**Given request**
Check each line of the listing for the string "this", count the lines that have it, and answer with that number only.

**Supplied records**
++++++

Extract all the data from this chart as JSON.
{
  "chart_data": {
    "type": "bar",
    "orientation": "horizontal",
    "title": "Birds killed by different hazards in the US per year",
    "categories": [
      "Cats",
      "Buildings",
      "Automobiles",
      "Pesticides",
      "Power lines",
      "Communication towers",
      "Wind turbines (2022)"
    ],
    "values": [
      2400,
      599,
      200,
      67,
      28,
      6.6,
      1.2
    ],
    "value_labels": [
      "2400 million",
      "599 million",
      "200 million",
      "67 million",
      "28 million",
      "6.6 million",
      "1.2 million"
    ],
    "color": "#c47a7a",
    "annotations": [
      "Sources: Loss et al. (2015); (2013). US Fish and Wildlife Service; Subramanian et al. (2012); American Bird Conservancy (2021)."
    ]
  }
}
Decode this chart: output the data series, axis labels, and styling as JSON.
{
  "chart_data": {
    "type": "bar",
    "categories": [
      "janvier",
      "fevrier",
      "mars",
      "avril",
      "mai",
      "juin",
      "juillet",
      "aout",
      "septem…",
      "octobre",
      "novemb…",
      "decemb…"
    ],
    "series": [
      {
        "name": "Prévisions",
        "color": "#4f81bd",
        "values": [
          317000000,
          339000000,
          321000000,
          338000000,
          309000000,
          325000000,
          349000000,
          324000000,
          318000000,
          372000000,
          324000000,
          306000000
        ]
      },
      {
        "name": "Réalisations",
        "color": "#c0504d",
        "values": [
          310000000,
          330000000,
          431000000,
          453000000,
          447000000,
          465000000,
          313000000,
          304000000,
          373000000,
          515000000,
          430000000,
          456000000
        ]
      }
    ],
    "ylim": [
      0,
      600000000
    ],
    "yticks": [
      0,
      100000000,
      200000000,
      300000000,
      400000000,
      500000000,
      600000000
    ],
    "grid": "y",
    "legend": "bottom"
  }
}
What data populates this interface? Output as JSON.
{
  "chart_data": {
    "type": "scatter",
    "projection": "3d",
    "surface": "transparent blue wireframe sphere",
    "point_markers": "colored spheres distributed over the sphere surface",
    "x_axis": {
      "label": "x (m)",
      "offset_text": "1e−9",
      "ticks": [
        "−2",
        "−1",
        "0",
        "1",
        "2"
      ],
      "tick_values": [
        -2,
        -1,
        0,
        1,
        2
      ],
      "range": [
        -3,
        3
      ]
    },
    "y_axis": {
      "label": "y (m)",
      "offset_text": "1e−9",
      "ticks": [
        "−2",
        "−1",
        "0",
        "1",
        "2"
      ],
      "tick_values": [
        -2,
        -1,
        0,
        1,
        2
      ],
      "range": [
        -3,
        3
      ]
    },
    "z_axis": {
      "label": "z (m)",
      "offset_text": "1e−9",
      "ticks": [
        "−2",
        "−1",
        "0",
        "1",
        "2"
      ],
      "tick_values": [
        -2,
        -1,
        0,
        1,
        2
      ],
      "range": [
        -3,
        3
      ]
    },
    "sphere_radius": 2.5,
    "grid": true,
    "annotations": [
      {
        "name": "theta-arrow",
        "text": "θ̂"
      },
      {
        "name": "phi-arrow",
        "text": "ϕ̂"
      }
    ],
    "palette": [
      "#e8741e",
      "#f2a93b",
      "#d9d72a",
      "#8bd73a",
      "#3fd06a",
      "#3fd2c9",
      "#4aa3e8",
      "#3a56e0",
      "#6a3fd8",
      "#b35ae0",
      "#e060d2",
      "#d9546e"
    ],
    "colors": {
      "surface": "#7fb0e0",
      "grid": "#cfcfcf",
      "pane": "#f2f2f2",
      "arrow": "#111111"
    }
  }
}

++++++

**Exercise response**
3